Render everything in the records below, from the line containing "I need the location" down to the line containing "stairwell: 上 下 <box>93 261 355 432</box>", as a numbered list, including both of those lines and leaving out any blank lines.

***** Records for processing

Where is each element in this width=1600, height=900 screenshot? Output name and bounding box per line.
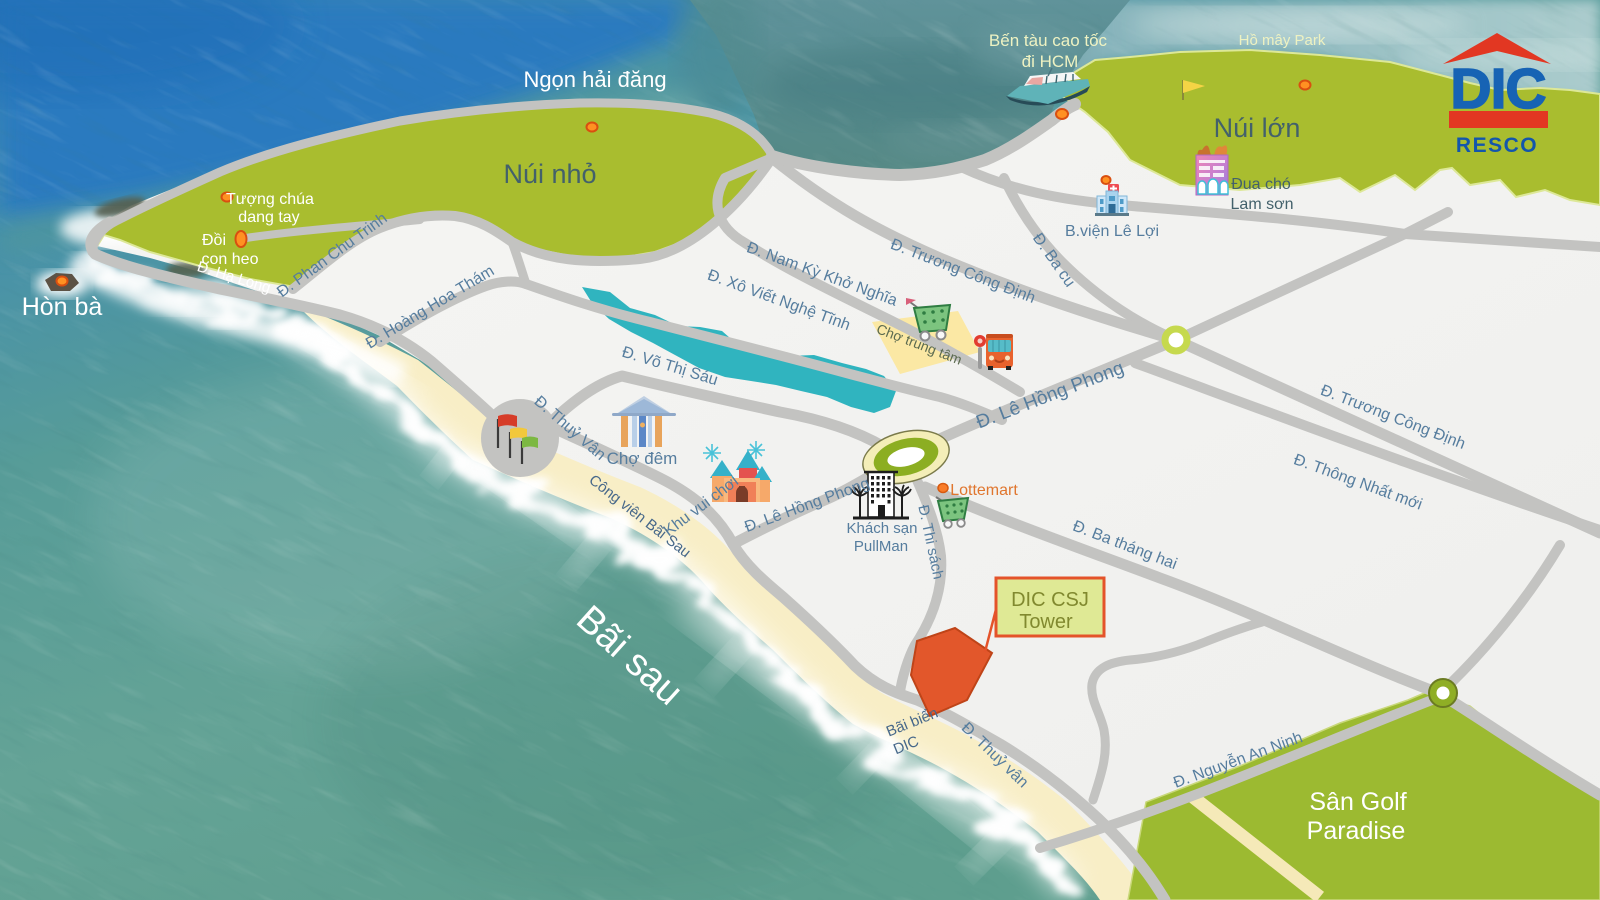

**********
***** Records for processing

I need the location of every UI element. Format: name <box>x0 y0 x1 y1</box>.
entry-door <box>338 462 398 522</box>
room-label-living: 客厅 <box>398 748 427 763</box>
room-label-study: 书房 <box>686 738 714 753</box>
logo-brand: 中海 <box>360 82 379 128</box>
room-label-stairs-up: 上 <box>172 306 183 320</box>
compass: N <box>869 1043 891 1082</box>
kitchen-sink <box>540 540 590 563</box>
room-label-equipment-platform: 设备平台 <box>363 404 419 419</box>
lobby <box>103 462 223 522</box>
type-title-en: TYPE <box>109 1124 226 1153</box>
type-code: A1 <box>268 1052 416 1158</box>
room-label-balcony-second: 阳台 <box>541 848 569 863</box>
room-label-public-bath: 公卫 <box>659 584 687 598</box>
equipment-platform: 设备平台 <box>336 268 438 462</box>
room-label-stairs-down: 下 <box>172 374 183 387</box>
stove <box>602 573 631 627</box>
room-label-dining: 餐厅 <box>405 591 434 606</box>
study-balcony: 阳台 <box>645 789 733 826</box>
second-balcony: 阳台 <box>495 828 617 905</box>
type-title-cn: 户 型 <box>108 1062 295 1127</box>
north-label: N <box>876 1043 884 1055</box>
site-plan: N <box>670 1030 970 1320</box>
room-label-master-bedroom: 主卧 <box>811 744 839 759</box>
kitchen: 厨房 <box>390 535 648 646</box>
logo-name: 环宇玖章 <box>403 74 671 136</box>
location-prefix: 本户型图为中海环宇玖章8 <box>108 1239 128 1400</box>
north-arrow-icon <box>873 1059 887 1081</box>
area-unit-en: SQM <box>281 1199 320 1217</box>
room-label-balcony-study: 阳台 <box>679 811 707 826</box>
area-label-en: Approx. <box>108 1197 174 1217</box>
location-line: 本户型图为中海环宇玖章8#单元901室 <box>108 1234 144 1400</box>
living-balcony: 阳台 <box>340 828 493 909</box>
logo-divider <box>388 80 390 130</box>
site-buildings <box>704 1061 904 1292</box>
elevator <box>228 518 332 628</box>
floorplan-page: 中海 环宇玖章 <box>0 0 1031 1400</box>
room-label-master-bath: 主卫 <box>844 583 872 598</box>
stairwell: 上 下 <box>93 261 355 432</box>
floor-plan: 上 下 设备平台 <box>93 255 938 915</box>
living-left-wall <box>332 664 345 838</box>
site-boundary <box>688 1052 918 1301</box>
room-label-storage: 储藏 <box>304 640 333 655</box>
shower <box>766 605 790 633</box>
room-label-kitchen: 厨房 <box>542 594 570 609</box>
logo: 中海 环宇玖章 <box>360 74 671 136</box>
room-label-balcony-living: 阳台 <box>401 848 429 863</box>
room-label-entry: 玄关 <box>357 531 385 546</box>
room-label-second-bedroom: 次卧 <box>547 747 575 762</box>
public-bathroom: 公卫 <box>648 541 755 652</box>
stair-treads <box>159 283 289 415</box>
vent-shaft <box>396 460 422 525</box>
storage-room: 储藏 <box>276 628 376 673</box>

**********

# Solution for this problem
1. I need the location of every UI element. Format: name <box>x0 y0 x1 y1</box>.
2. entry-door <box>338 462 398 522</box>
3. room-label-living: 客厅 <box>398 748 427 763</box>
4. room-label-study: 书房 <box>686 738 714 753</box>
5. logo-brand: 中海 <box>360 82 379 128</box>
6. room-label-stairs-up: 上 <box>172 306 183 320</box>
7. compass: N <box>869 1043 891 1082</box>
8. kitchen-sink <box>540 540 590 563</box>
9. room-label-equipment-platform: 设备平台 <box>363 404 419 419</box>
10. lobby <box>103 462 223 522</box>
11. type-title-en: TYPE <box>109 1124 226 1153</box>
12. type-code: A1 <box>268 1052 416 1158</box>
13. room-label-balcony-second: 阳台 <box>541 848 569 863</box>
14. room-label-public-bath: 公卫 <box>659 584 687 598</box>
15. equipment-platform: 设备平台 <box>336 268 438 462</box>
16. room-label-stairs-down: 下 <box>172 374 183 387</box>
17. stove <box>602 573 631 627</box>
18. room-label-dining: 餐厅 <box>405 591 434 606</box>
19. study-balcony: 阳台 <box>645 789 733 826</box>
20. second-balcony: 阳台 <box>495 828 617 905</box>
21. type-title-cn: 户 型 <box>108 1062 295 1127</box>
22. north-label: N <box>876 1043 884 1055</box>
23. site-plan: N <box>670 1030 970 1320</box>
24. room-label-master-bedroom: 主卧 <box>811 744 839 759</box>
25. kitchen: 厨房 <box>390 535 648 646</box>
26. logo-name: 环宇玖章 <box>403 74 671 136</box>
27. location-prefix: 本户型图为中海环宇玖章8 <box>108 1239 128 1400</box>
28. north-arrow-icon <box>873 1059 887 1081</box>
29. area-unit-en: SQM <box>281 1199 320 1217</box>
30. room-label-balcony-study: 阳台 <box>679 811 707 826</box>
31. area-label-en: Approx. <box>108 1197 174 1217</box>
32. location-line: 本户型图为中海环宇玖章8#单元901室 <box>108 1234 144 1400</box>
33. living-balcony: 阳台 <box>340 828 493 909</box>
34. logo-divider <box>388 80 390 130</box>
35. site-buildings <box>704 1061 904 1292</box>
36. elevator <box>228 518 332 628</box>
37. floorplan-page: 中海 环宇玖章 <box>0 0 1031 1400</box>
38. room-label-master-bath: 主卫 <box>844 583 872 598</box>
39. stairwell: 上 下 <box>93 261 355 432</box>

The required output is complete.